> **THE RECORDS**:
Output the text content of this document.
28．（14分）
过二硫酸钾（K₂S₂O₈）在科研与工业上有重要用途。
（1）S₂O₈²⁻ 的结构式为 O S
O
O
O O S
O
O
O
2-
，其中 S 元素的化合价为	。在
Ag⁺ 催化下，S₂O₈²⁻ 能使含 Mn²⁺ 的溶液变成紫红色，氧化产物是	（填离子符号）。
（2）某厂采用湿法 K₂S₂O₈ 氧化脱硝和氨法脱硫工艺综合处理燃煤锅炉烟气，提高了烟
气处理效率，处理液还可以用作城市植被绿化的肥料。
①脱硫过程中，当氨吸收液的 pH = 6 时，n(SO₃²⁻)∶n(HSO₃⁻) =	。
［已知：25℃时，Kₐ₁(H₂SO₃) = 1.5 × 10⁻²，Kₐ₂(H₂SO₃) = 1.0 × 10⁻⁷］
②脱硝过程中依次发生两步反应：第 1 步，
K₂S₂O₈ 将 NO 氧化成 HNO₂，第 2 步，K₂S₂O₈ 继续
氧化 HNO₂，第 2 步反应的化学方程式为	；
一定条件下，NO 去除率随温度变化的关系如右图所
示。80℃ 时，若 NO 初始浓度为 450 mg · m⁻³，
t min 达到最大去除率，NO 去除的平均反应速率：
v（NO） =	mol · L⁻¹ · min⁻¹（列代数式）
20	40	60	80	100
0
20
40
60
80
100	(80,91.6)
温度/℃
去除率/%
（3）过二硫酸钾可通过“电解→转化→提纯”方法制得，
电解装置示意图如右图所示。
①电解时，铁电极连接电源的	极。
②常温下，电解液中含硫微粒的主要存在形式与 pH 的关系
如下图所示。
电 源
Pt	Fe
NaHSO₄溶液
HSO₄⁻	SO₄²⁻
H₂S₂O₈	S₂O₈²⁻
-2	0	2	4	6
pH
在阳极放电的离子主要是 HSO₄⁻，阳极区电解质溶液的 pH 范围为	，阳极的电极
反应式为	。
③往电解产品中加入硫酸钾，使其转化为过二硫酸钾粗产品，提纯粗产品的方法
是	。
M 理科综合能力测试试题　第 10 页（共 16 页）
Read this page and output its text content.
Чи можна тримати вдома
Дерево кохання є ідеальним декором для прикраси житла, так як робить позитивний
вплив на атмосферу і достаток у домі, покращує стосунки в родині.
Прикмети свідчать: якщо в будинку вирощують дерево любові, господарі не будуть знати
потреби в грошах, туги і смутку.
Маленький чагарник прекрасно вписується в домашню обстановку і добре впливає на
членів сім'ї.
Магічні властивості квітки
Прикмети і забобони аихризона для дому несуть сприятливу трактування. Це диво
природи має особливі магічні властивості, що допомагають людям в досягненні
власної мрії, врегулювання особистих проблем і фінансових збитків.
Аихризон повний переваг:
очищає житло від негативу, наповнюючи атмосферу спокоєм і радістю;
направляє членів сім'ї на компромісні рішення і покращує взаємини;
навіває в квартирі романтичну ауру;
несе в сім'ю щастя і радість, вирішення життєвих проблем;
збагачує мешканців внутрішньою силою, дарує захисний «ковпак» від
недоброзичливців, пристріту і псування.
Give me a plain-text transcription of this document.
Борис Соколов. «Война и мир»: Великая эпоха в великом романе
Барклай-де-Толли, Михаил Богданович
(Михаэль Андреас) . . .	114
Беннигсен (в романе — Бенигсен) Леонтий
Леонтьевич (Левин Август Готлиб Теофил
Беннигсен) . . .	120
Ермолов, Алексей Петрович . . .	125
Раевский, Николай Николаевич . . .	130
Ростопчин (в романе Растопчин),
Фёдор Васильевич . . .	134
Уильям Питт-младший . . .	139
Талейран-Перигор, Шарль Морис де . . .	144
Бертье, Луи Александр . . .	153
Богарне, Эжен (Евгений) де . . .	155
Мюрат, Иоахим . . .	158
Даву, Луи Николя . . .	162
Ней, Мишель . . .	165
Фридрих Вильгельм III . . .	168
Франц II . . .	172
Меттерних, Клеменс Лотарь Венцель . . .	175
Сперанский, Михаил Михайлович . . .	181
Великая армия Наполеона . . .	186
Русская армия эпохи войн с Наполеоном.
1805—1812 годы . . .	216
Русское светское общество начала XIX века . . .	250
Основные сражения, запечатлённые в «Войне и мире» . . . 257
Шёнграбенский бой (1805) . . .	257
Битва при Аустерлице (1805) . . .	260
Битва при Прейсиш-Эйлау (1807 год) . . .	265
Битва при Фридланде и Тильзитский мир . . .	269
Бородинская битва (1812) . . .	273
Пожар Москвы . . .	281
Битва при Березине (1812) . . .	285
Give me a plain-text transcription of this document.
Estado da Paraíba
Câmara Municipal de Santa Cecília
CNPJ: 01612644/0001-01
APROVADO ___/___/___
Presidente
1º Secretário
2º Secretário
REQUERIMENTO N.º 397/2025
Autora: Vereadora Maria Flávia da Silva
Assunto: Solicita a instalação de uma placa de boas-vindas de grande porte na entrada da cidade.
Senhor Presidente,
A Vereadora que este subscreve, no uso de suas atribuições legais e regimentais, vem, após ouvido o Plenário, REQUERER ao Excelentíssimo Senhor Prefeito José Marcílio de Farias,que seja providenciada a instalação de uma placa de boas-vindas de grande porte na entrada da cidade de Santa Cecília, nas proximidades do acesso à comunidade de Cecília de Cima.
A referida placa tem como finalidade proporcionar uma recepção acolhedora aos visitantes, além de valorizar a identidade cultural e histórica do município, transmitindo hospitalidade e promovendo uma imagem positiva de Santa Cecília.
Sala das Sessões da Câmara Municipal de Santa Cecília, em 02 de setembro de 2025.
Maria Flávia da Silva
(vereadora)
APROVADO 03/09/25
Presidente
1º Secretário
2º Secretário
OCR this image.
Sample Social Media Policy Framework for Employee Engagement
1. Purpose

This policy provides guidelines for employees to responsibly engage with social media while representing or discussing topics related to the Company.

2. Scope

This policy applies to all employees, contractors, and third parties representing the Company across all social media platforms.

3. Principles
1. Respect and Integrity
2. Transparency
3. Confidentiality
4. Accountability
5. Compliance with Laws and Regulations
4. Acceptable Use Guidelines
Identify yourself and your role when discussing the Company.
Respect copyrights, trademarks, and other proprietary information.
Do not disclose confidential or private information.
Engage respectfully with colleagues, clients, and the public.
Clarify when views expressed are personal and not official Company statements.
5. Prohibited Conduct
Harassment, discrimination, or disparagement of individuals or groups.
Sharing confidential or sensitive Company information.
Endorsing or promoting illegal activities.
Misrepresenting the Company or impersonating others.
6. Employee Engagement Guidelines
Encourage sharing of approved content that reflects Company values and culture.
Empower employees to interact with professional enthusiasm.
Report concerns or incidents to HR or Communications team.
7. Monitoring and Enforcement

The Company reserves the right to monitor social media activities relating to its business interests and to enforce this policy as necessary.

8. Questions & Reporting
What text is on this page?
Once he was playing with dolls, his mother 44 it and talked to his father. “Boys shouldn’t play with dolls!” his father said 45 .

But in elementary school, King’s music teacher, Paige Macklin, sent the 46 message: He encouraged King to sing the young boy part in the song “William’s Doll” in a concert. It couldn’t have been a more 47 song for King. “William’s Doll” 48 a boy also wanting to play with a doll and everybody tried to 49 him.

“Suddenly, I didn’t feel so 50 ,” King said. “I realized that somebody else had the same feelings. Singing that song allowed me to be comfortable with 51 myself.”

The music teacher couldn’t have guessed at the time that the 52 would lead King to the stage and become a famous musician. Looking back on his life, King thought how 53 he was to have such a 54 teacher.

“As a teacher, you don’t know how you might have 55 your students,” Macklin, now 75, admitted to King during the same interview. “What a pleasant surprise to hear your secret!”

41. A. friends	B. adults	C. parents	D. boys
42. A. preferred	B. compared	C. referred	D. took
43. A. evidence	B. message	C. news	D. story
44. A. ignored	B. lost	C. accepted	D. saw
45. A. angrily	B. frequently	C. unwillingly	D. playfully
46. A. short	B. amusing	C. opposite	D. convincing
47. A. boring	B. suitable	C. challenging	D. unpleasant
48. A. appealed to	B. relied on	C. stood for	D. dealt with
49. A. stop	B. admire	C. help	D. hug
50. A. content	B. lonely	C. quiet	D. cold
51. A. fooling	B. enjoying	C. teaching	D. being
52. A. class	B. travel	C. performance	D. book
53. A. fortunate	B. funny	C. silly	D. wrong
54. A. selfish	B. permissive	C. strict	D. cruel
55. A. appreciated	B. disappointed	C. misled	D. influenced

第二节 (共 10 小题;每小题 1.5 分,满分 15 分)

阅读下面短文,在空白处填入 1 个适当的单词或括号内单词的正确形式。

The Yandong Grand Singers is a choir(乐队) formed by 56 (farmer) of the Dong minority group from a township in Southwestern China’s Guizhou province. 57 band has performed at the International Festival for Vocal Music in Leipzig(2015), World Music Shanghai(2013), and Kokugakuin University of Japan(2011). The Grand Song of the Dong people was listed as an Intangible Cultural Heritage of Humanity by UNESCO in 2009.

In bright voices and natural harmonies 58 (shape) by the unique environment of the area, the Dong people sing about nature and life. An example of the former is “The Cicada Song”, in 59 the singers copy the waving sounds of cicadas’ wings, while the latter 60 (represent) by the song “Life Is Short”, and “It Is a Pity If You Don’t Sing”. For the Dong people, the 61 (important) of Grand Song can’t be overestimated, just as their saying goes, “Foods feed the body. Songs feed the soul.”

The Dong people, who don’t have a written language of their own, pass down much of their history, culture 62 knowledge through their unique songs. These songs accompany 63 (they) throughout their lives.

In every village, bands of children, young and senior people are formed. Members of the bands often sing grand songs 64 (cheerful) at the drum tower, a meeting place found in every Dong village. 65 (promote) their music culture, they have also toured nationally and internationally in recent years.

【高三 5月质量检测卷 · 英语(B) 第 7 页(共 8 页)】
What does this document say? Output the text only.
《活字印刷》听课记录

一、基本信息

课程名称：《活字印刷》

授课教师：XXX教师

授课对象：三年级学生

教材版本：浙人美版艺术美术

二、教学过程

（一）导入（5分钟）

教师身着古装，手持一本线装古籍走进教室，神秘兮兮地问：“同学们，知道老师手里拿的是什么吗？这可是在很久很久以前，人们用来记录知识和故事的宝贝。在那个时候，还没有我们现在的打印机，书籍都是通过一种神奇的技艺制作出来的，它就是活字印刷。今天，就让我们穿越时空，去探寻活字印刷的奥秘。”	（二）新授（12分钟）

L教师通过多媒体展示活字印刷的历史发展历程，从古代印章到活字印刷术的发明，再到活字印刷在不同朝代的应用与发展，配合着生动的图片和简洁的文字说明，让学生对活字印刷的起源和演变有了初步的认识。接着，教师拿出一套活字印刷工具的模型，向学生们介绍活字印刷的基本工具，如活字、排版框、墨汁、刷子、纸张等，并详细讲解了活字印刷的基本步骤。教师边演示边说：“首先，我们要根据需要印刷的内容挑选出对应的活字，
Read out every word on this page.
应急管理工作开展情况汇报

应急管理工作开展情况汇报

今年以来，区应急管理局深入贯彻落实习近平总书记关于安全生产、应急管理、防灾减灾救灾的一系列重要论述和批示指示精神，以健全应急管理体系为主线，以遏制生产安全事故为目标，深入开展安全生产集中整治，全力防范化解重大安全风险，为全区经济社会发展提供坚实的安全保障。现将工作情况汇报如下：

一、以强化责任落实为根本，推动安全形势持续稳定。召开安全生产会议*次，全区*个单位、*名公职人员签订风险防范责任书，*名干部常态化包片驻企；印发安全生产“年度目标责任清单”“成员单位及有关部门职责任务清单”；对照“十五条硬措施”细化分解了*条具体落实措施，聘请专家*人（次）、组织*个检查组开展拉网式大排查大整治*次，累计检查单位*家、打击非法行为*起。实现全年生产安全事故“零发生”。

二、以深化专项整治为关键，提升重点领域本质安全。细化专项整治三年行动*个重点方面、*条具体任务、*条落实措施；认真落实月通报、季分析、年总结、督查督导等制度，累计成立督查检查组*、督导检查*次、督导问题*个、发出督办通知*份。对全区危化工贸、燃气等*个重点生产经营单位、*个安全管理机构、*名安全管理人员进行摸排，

> **EXERCISE**:
Whenever "Великая" turns up in a line, pick that line out.

> **ANSWER TO THIS TASK**:
Борис Соколов. «Война и мир»: Великая эпоха в великом романе
Великая армия Наполеона . . .	186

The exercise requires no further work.